*Short problem*. Present the following entries again, word for word and in full.

>> start

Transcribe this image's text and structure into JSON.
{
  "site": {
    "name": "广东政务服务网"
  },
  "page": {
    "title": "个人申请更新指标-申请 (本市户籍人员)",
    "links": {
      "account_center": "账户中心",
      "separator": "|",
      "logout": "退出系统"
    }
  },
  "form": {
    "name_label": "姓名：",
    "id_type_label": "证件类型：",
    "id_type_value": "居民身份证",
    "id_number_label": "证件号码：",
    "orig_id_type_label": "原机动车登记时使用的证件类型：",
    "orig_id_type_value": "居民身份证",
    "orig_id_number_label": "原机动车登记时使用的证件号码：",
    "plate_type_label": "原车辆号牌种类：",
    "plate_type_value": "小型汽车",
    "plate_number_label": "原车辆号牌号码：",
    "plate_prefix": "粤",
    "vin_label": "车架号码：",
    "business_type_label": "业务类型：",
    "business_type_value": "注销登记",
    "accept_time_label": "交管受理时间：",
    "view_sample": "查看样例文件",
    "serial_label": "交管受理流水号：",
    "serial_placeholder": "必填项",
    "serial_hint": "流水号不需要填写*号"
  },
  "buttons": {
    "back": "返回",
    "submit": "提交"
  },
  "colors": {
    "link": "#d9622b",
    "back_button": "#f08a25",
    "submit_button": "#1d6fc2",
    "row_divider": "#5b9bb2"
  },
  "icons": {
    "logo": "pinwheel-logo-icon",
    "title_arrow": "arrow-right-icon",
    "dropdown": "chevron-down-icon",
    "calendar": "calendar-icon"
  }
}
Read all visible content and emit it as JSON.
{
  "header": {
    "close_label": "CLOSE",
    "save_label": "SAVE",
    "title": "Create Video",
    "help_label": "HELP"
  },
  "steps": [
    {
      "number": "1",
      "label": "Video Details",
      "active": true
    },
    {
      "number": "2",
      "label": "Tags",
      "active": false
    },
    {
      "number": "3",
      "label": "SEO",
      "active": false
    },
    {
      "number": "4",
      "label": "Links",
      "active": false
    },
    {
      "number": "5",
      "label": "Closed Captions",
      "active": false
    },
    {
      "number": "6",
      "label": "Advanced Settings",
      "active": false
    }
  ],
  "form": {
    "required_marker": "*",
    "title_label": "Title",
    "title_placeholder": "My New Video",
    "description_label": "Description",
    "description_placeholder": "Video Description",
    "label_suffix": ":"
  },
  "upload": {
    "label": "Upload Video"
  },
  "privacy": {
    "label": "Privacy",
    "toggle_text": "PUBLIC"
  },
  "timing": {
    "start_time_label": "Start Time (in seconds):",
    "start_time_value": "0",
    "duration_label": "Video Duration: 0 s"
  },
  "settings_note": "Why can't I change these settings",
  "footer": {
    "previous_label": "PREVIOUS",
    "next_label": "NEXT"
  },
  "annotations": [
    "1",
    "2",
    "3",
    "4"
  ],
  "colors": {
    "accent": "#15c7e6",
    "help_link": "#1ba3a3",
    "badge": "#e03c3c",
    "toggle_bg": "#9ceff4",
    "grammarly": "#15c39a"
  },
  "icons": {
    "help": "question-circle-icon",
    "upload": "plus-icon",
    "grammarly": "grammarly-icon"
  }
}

>> end

*Solution to this problem*.
Transcribe this image's text and structure into JSON.
{
  "site": {
    "name": "广东政务服务网"
  },
  "page": {
    "title": "个人申请更新指标-申请 (本市户籍人员)",
    "links": {
      "account_center": "账户中心",
      "separator": "|",
      "logout": "退出系统"
    }
  },
  "form": {
    "name_label": "姓名：",
    "id_type_label": "证件类型：",
    "id_type_value": "居民身份证",
    "id_number_label": "证件号码：",
    "orig_id_type_label": "原机动车登记时使用的证件类型：",
    "orig_id_type_value": "居民身份证",
    "orig_id_number_label": "原机动车登记时使用的证件号码：",
    "plate_type_label": "原车辆号牌种类：",
    "plate_type_value": "小型汽车",
    "plate_number_label": "原车辆号牌号码：",
    "plate_prefix": "粤",
    "vin_label": "车架号码：",
    "business_type_label": "业务类型：",
    "business_type_value": "注销登记",
    "accept_time_label": "交管受理时间：",
    "view_sample": "查看样例文件",
    "serial_label": "交管受理流水号：",
    "serial_placeholder": "必填项",
    "serial_hint": "流水号不需要填写*号"
  },
  "buttons": {
    "back": "返回",
    "submit": "提交"
  },
  "colors": {
    "link": "#d9622b",
    "back_button": "#f08a25",
    "submit_button": "#1d6fc2",
    "row_divider": "#5b9bb2"
  },
  "icons": {
    "logo": "pinwheel-logo-icon",
    "title_arrow": "arrow-right-icon",
    "dropdown": "chevron-down-icon",
    "calendar": "calendar-icon"
  }
}
Read all visible content and emit it as JSON.
{
  "header": {
    "close_label": "CLOSE",
    "save_label": "SAVE",
    "title": "Create Video",
    "help_label": "HELP"
  },
  "steps": [
    {
      "number": "1",
      "label": "Video Details",
      "active": true
    },
    {
      "number": "2",
      "label": "Tags",
      "active": false
    },
    {
      "number": "3",
      "label": "SEO",
      "active": false
    },
    {
      "number": "4",
      "label": "Links",
      "active": false
    },
    {
      "number": "5",
      "label": "Closed Captions",
      "active": false
    },
    {
      "number": "6",
      "label": "Advanced Settings",
      "active": false
    }
  ],
  "form": {
    "required_marker": "*",
    "title_label": "Title",
    "title_placeholder": "My New Video",
    "description_label": "Description",
    "description_placeholder": "Video Description",
    "label_suffix": ":"
  },
  "upload": {
    "label": "Upload Video"
  },
  "privacy": {
    "label": "Privacy",
    "toggle_text": "PUBLIC"
  },
  "timing": {
    "start_time_label": "Start Time (in seconds):",
    "start_time_value": "0",
    "duration_label": "Video Duration: 0 s"
  },
  "settings_note": "Why can't I change these settings",
  "footer": {
    "previous_label": "PREVIOUS",
    "next_label": "NEXT"
  },
  "annotations": [
    "1",
    "2",
    "3",
    "4"
  ],
  "colors": {
    "accent": "#15c7e6",
    "help_link": "#1ba3a3",
    "badge": "#e03c3c",
    "toggle_bg": "#9ceff4",
    "grammarly": "#15c39a"
  },
  "icons": {
    "help": "question-circle-icon",
    "upload": "plus-icon",
    "grammarly": "grammarly-icon"
  }
}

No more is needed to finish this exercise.